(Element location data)

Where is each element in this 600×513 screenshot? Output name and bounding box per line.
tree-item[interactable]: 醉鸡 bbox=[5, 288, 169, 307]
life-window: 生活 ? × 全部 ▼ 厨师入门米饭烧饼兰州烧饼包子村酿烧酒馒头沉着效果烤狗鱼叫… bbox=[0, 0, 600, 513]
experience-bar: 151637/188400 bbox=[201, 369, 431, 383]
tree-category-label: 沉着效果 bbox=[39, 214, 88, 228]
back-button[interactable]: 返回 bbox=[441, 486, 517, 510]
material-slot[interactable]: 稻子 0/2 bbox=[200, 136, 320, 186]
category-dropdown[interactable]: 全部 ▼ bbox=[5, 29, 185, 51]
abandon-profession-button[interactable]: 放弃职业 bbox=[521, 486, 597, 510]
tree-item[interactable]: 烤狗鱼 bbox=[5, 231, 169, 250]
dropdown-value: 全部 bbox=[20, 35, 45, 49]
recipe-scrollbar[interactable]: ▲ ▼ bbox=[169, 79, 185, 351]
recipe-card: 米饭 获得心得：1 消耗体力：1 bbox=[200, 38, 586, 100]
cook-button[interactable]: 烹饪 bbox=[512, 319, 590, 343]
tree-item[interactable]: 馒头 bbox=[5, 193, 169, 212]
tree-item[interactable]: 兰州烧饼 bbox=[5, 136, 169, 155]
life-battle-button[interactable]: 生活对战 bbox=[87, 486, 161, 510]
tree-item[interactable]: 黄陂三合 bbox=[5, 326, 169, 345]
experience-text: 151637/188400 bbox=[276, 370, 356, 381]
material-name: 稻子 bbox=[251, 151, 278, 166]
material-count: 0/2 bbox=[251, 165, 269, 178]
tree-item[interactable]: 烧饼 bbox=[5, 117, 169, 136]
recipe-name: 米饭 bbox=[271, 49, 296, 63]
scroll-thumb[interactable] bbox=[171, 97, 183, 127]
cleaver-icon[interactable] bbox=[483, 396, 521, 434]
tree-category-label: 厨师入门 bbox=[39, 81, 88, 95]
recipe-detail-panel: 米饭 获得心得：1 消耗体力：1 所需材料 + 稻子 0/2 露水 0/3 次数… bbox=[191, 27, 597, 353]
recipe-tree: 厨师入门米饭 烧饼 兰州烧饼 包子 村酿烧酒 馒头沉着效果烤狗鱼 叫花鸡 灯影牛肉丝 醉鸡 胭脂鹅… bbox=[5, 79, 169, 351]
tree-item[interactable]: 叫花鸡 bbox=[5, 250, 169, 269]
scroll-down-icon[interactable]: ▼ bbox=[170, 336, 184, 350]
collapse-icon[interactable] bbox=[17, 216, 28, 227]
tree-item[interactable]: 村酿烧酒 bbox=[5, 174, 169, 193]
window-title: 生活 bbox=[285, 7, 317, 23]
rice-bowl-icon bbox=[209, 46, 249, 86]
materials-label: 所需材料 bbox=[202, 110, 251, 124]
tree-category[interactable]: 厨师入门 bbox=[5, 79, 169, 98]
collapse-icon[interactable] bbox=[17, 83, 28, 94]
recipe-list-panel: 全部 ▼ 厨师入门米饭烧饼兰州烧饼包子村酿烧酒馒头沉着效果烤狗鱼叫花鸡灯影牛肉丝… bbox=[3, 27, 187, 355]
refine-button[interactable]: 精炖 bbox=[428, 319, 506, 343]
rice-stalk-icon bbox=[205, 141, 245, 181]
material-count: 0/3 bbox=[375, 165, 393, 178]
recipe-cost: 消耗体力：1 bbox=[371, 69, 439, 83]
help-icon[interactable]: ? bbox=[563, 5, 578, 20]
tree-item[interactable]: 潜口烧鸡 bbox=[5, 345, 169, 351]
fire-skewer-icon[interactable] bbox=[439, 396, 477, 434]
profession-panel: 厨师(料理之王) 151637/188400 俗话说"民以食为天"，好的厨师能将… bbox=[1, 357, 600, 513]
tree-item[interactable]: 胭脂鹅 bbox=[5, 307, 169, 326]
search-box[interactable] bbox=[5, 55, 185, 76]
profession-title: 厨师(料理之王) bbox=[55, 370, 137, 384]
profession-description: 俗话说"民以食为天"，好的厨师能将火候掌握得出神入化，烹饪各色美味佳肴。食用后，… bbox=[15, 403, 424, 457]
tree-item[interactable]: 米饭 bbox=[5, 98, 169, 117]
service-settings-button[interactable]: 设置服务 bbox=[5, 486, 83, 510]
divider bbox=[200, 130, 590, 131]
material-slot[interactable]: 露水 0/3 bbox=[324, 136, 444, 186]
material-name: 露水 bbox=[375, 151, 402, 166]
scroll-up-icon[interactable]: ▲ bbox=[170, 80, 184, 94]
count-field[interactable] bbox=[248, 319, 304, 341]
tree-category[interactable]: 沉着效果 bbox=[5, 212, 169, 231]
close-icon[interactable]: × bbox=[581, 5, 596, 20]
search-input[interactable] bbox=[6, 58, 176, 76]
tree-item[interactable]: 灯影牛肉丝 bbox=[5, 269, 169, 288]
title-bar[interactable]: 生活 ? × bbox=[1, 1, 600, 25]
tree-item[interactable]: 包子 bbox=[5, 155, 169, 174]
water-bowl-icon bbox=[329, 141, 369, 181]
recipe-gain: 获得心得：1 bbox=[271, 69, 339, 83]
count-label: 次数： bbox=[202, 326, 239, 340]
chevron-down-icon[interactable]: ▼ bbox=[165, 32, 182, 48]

Goal: Can you reproduce every line above verbatim, changing nothing?

Solution to this task:
Where is each element in this 600×513 screenshot? Output name and bounding box per line.
tree-item[interactable]: 醉鸡 bbox=[5, 288, 169, 307]
life-window: 生活 ? × 全部 ▼ 厨师入门米饭烧饼兰州烧饼包子村酿烧酒馒头沉着效果烤狗鱼叫… bbox=[0, 0, 600, 513]
experience-bar: 151637/188400 bbox=[201, 369, 431, 383]
tree-category-label: 沉着效果 bbox=[39, 214, 88, 228]
back-button[interactable]: 返回 bbox=[441, 486, 517, 510]
material-slot[interactable]: 稻子 0/2 bbox=[200, 136, 320, 186]
category-dropdown[interactable]: 全部 ▼ bbox=[5, 29, 185, 51]
abandon-profession-button[interactable]: 放弃职业 bbox=[521, 486, 597, 510]
tree-item[interactable]: 烤狗鱼 bbox=[5, 231, 169, 250]
dropdown-value: 全部 bbox=[20, 35, 45, 49]
recipe-scrollbar[interactable]: ▲ ▼ bbox=[169, 79, 185, 351]
recipe-card: 米饭 获得心得：1 消耗体力：1 bbox=[200, 38, 586, 100]
cook-button[interactable]: 烹饪 bbox=[512, 319, 590, 343]
tree-item[interactable]: 馒头 bbox=[5, 193, 169, 212]
tree-item[interactable]: 兰州烧饼 bbox=[5, 136, 169, 155]
life-battle-button[interactable]: 生活对战 bbox=[87, 486, 161, 510]
tree-item[interactable]: 黄陂三合 bbox=[5, 326, 169, 345]
experience-text: 151637/188400 bbox=[276, 370, 356, 381]
material-name: 稻子 bbox=[251, 151, 278, 166]
material-count: 0/2 bbox=[251, 165, 269, 178]
tree-item[interactable]: 烧饼 bbox=[5, 117, 169, 136]
recipe-name: 米饭 bbox=[271, 49, 296, 63]
scroll-thumb[interactable] bbox=[171, 97, 183, 127]
cleaver-icon[interactable] bbox=[483, 396, 521, 434]
tree-category-label: 厨师入门 bbox=[39, 81, 88, 95]
recipe-detail-panel: 米饭 获得心得：1 消耗体力：1 所需材料 + 稻子 0/2 露水 0/3 次数… bbox=[191, 27, 597, 353]
recipe-tree: 厨师入门米饭 烧饼 兰州烧饼 包子 村酿烧酒 馒头沉着效果烤狗鱼 叫花鸡 灯影牛肉丝 醉鸡 胭脂鹅… bbox=[5, 79, 169, 351]
tree-item[interactable]: 叫花鸡 bbox=[5, 250, 169, 269]
scroll-down-icon[interactable]: ▼ bbox=[170, 336, 184, 350]
collapse-icon[interactable] bbox=[17, 216, 28, 227]
tree-item[interactable]: 村酿烧酒 bbox=[5, 174, 169, 193]
window-title: 生活 bbox=[285, 7, 317, 23]
rice-bowl-icon bbox=[209, 46, 249, 86]
materials-label: 所需材料 bbox=[202, 110, 251, 124]
tree-category[interactable]: 厨师入门 bbox=[5, 79, 169, 98]
collapse-icon[interactable] bbox=[17, 83, 28, 94]
recipe-list-panel: 全部 ▼ 厨师入门米饭烧饼兰州烧饼包子村酿烧酒馒头沉着效果烤狗鱼叫花鸡灯影牛肉丝… bbox=[3, 27, 187, 355]
refine-button[interactable]: 精炖 bbox=[428, 319, 506, 343]
rice-stalk-icon bbox=[205, 141, 245, 181]
material-count: 0/3 bbox=[375, 165, 393, 178]
recipe-cost: 消耗体力：1 bbox=[371, 69, 439, 83]
help-icon[interactable]: ? bbox=[563, 5, 578, 20]
tree-item[interactable]: 潜口烧鸡 bbox=[5, 345, 169, 351]
fire-skewer-icon[interactable] bbox=[439, 396, 477, 434]
profession-panel: 厨师(料理之王) 151637/188400 俗话说"民以食为天"，好的厨师能将… bbox=[1, 357, 600, 513]
tree-item[interactable]: 胭脂鹅 bbox=[5, 307, 169, 326]
search-box[interactable] bbox=[5, 55, 185, 76]
profession-title: 厨师(料理之王) bbox=[55, 370, 137, 384]
profession-description: 俗话说"民以食为天"，好的厨师能将火候掌握得出神入化，烹饪各色美味佳肴。食用后，… bbox=[15, 403, 424, 457]
tree-item[interactable]: 米饭 bbox=[5, 98, 169, 117]
service-settings-button[interactable]: 设置服务 bbox=[5, 486, 83, 510]
divider bbox=[200, 130, 590, 131]
material-slot[interactable]: 露水 0/3 bbox=[324, 136, 444, 186]
material-name: 露水 bbox=[375, 151, 402, 166]
scroll-up-icon[interactable]: ▲ bbox=[170, 80, 184, 94]
count-field[interactable] bbox=[248, 319, 304, 341]
tree-category[interactable]: 沉着效果 bbox=[5, 212, 169, 231]
close-icon[interactable]: × bbox=[581, 5, 596, 20]
search-input[interactable] bbox=[6, 58, 176, 76]
tree-item[interactable]: 灯影牛肉丝 bbox=[5, 269, 169, 288]
title-bar[interactable]: 生活 ? × bbox=[1, 1, 600, 25]
tree-item[interactable]: 包子 bbox=[5, 155, 169, 174]
water-bowl-icon bbox=[329, 141, 369, 181]
recipe-gain: 获得心得：1 bbox=[271, 69, 339, 83]
count-label: 次数： bbox=[202, 326, 239, 340]
chevron-down-icon[interactable]: ▼ bbox=[165, 32, 182, 48]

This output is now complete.